WORK TO BE COMPLETED: Each entry that follows must be output without any deviation.

[begin EXCERPTED RECORDS]

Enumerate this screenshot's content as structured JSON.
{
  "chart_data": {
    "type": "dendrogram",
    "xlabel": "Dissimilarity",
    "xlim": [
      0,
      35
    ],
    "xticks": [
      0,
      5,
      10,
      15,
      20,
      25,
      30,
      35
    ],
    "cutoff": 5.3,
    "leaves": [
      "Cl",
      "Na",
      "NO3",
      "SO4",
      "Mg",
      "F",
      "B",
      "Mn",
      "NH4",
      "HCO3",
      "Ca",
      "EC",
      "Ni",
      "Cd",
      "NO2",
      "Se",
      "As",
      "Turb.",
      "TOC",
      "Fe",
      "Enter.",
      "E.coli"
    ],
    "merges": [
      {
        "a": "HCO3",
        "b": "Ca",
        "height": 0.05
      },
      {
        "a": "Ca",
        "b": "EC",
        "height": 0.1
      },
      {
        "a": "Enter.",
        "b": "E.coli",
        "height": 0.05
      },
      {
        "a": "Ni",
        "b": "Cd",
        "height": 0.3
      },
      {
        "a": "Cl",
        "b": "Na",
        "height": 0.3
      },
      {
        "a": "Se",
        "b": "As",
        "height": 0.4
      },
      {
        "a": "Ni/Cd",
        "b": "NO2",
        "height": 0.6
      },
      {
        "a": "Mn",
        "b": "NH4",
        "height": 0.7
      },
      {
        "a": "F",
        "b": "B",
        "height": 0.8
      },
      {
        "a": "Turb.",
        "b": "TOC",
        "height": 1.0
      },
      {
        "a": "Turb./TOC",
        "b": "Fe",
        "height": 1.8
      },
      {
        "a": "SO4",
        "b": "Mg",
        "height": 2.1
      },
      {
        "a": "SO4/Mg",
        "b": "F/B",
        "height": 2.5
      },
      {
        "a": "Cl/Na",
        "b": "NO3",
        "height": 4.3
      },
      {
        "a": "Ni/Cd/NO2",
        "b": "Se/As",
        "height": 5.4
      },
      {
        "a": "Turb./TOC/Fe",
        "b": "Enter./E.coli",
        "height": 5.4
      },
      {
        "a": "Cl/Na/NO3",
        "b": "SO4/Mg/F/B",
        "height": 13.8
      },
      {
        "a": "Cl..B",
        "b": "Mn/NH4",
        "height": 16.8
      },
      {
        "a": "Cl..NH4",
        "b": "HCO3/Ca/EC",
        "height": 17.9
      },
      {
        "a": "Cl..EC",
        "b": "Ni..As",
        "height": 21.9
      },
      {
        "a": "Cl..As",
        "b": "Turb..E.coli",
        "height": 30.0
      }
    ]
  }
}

[end EXCERPTED RECORDS]

SOLUTION FOR THIS EXERCISE:
Enumerate this screenshot's content as structured JSON.
{
  "chart_data": {
    "type": "dendrogram",
    "xlabel": "Dissimilarity",
    "xlim": [
      0,
      35
    ],
    "xticks": [
      0,
      5,
      10,
      15,
      20,
      25,
      30,
      35
    ],
    "cutoff": 5.3,
    "leaves": [
      "Cl",
      "Na",
      "NO3",
      "SO4",
      "Mg",
      "F",
      "B",
      "Mn",
      "NH4",
      "HCO3",
      "Ca",
      "EC",
      "Ni",
      "Cd",
      "NO2",
      "Se",
      "As",
      "Turb.",
      "TOC",
      "Fe",
      "Enter.",
      "E.coli"
    ],
    "merges": [
      {
        "a": "HCO3",
        "b": "Ca",
        "height": 0.05
      },
      {
        "a": "Ca",
        "b": "EC",
        "height": 0.1
      },
      {
        "a": "Enter.",
        "b": "E.coli",
        "height": 0.05
      },
      {
        "a": "Ni",
        "b": "Cd",
        "height": 0.3
      },
      {
        "a": "Cl",
        "b": "Na",
        "height": 0.3
      },
      {
        "a": "Se",
        "b": "As",
        "height": 0.4
      },
      {
        "a": "Ni/Cd",
        "b": "NO2",
        "height": 0.6
      },
      {
        "a": "Mn",
        "b": "NH4",
        "height": 0.7
      },
      {
        "a": "F",
        "b": "B",
        "height": 0.8
      },
      {
        "a": "Turb.",
        "b": "TOC",
        "height": 1.0
      },
      {
        "a": "Turb./TOC",
        "b": "Fe",
        "height": 1.8
      },
      {
        "a": "SO4",
        "b": "Mg",
        "height": 2.1
      },
      {
        "a": "SO4/Mg",
        "b": "F/B",
        "height": 2.5
      },
      {
        "a": "Cl/Na",
        "b": "NO3",
        "height": 4.3
      },
      {
        "a": "Ni/Cd/NO2",
        "b": "Se/As",
        "height": 5.4
      },
      {
        "a": "Turb./TOC/Fe",
        "b": "Enter./E.coli",
        "height": 5.4
      },
      {
        "a": "Cl/Na/NO3",
        "b": "SO4/Mg/F/B",
        "height": 13.8
      },
      {
        "a": "Cl..B",
        "b": "Mn/NH4",
        "height": 16.8
      },
      {
        "a": "Cl..NH4",
        "b": "HCO3/Ca/EC",
        "height": 17.9
      },
      {
        "a": "Cl..EC",
        "b": "Ni..As",
        "height": 21.9
      },
      {
        "a": "Cl..As",
        "b": "Turb..E.coli",
        "height": 30.0
      }
    ]
  }
}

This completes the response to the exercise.